- _EXERCISE INSTRUCTIONS_: Transcribe the part of the balancing robot build log below, starting with "Programming - Input" and going on through "to my computer.".

- _DOCUMENT PASSAGE_:
● ● ● ●

All the pieces after laser cutting!



All the fabricated components of the robot.


Programming - Input & Output Devices, Communications


My steps were as follows: 1) Read data from the accelerometer and gyro and calculate robot's orientation, 2) drive the servo motors, 3) filter the data, 4) apply PID controller, 5) test robot and calibrate parameters.

It has never felt so good to see data streaming over serial port. Using code provided by Amanda's tutorial, I tested to make sure that I could talk to the gyro and accelerometer via I2C communication. What you see below is an image of the robot sending data via Bluetooth to my computer.



Driving the Servo Motors:

Fortunately, I played around with driving servo motors in output devices week, and I applied this knowledge to driving the continuous servo motors. Continuous servo motors are essentially DC motors with a gearbox. It became very popular in the hobby community to hack traditional servo motors to rotate continuously, that they are marketed as such. A PWM signal controls the velocity of the motor instead of position.


I used the ATmega328p's 16-bit timer to output PWM signals from the PB0 and PB1 pins in the phase and frequency correct mode. ICR1 = 20000 sets the overall period to 20 ms, and OCR1A or OCR1B sets the on time to some value between 1.3 and 1.7 ms (the range of controlling the servo motor).



I first calibrated the Parallax Continuous Servo Motors. According to the datasheet, the motors are calibrated by applying a 1.5 ms PWM signal and turning a potentiometer dial until the motor stops moving. As you can see from above, I checked a scope to confirm I was getting a 1.5 ms PWM signal, and then calibrated the motors.


Data Filtering and PID Controller:


With the help of this very helpful balancing robot example, I implemented Kalman filtering and PID controller. The Kalman filter removes the noise from the raw accelerometer and gyro data to obtain cleaner data on the robot's orientation. By reading the error between the robot's current orientation and the desired orientation, the PID controller calculates the needed output to reduce this error to zero. It does so by taking a look at the current error (Proportional term), past error (Integral term), and predicted future error (Derivative term).


You can take a look at the overall code running the robot at my GitHub Repository.


Below is a video of the first test in putting all this together. The PID controller still needs a lot of fine tuning!


Balancing FabBot Test from Vincent Chow on Vimeo.


FabBot Segway/Land Rover from Vincent Chow on Vimeo.

● ● ● ●

- _LISTED RECORDS_:
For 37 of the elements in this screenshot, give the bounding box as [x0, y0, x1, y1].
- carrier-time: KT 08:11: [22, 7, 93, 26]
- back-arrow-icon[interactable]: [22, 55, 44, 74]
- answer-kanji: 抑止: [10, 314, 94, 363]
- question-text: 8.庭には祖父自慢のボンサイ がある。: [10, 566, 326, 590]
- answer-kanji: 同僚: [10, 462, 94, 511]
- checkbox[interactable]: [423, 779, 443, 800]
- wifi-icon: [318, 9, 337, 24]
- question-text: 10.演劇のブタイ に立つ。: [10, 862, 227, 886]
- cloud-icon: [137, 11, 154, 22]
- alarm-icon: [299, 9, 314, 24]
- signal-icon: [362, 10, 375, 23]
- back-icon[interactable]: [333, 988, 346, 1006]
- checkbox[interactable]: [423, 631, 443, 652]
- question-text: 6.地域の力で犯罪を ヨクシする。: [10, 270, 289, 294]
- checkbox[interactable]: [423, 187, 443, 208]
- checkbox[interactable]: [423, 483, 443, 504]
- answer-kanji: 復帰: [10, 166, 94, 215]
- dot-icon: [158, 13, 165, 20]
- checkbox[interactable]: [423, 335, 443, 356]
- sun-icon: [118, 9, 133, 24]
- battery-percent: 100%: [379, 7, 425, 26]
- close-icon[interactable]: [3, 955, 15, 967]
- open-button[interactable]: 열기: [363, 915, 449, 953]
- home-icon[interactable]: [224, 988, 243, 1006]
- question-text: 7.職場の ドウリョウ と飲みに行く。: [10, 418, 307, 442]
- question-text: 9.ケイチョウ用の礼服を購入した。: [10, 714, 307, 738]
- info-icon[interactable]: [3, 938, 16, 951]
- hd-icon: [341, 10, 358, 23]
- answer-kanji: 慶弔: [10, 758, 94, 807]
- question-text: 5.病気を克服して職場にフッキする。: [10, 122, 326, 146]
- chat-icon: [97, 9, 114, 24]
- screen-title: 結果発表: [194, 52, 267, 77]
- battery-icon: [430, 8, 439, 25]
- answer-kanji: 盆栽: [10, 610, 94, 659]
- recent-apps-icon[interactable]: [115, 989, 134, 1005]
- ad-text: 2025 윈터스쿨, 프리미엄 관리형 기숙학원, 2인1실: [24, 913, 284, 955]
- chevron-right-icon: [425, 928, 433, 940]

● ● ● ●

- _RESULT BELOW_:
Programming - Input & Output Devices, Communications


My steps were as follows: 1) Read data from the accelerometer and gyro and calculate robot's orientation, 2) drive the servo motors, 3) filter the data, 4) apply PID controller, 5) test robot and calibrate parameters.

It has never felt so good to see data streaming over serial port. Using code provided by Amanda's tutorial, I tested to make sure that I could talk to the gyro and accelerometer via I2C communication. What you see below is an image of the robot sending data via Bluetooth to my computer.